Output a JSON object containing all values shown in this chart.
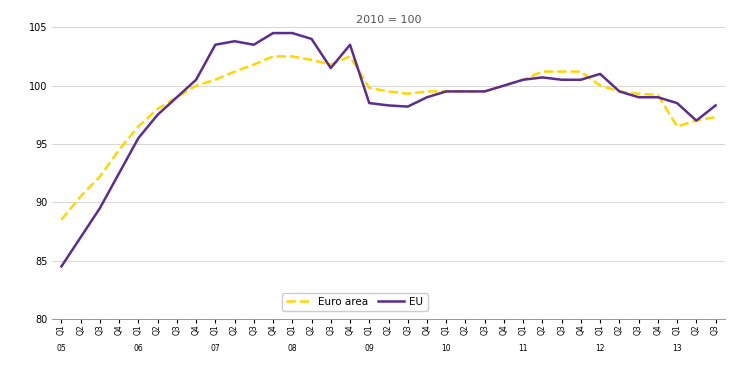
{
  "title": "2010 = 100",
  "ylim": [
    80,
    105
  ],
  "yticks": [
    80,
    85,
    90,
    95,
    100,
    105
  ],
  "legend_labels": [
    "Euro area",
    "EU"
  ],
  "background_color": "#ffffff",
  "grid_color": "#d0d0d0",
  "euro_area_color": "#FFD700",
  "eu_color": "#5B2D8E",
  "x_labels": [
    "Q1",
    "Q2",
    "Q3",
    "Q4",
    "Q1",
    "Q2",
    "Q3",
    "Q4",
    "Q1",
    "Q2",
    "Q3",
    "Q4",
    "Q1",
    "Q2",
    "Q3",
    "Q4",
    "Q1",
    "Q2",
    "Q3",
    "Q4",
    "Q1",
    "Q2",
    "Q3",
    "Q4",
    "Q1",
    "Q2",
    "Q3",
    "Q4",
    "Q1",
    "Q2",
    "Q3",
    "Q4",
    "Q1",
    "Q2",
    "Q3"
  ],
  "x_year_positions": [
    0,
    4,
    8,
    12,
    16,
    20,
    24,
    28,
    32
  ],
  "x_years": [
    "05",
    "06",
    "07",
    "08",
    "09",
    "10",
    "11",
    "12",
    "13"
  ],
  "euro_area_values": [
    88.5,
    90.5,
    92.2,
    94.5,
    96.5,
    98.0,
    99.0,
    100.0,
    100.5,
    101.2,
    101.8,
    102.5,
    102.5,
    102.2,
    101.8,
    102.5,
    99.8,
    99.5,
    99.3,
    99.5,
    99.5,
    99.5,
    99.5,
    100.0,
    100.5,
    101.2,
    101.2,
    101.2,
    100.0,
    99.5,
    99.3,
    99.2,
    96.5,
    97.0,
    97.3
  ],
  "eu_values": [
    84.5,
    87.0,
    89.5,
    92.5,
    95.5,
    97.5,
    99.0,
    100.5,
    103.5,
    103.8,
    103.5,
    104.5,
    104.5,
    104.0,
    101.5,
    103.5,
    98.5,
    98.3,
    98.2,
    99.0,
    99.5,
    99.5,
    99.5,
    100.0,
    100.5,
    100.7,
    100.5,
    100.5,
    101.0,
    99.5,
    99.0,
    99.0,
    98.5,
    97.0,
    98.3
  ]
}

» **Goal**
Write the entries above out again exactly, but not the pictures.

» **Answer to the exercise**
Output a JSON object containing all values shown in this chart.
{
  "title": "2010 = 100",
  "ylim": [
    80,
    105
  ],
  "yticks": [
    80,
    85,
    90,
    95,
    100,
    105
  ],
  "legend_labels": [
    "Euro area",
    "EU"
  ],
  "background_color": "#ffffff",
  "grid_color": "#d0d0d0",
  "euro_area_color": "#FFD700",
  "eu_color": "#5B2D8E",
  "x_labels": [
    "Q1",
    "Q2",
    "Q3",
    "Q4",
    "Q1",
    "Q2",
    "Q3",
    "Q4",
    "Q1",
    "Q2",
    "Q3",
    "Q4",
    "Q1",
    "Q2",
    "Q3",
    "Q4",
    "Q1",
    "Q2",
    "Q3",
    "Q4",
    "Q1",
    "Q2",
    "Q3",
    "Q4",
    "Q1",
    "Q2",
    "Q3",
    "Q4",
    "Q1",
    "Q2",
    "Q3",
    "Q4",
    "Q1",
    "Q2",
    "Q3"
  ],
  "x_year_positions": [
    0,
    4,
    8,
    12,
    16,
    20,
    24,
    28,
    32
  ],
  "x_years": [
    "05",
    "06",
    "07",
    "08",
    "09",
    "10",
    "11",
    "12",
    "13"
  ],
  "euro_area_values": [
    88.5,
    90.5,
    92.2,
    94.5,
    96.5,
    98.0,
    99.0,
    100.0,
    100.5,
    101.2,
    101.8,
    102.5,
    102.5,
    102.2,
    101.8,
    102.5,
    99.8,
    99.5,
    99.3,
    99.5,
    99.5,
    99.5,
    99.5,
    100.0,
    100.5,
    101.2,
    101.2,
    101.2,
    100.0,
    99.5,
    99.3,
    99.2,
    96.5,
    97.0,
    97.3
  ],
  "eu_values": [
    84.5,
    87.0,
    89.5,
    92.5,
    95.5,
    97.5,
    99.0,
    100.5,
    103.5,
    103.8,
    103.5,
    104.5,
    104.5,
    104.0,
    101.5,
    103.5,
    98.5,
    98.3,
    98.2,
    99.0,
    99.5,
    99.5,
    99.5,
    100.0,
    100.5,
    100.7,
    100.5,
    100.5,
    101.0,
    99.5,
    99.0,
    99.0,
    98.5,
    97.0,
    98.3
  ]
}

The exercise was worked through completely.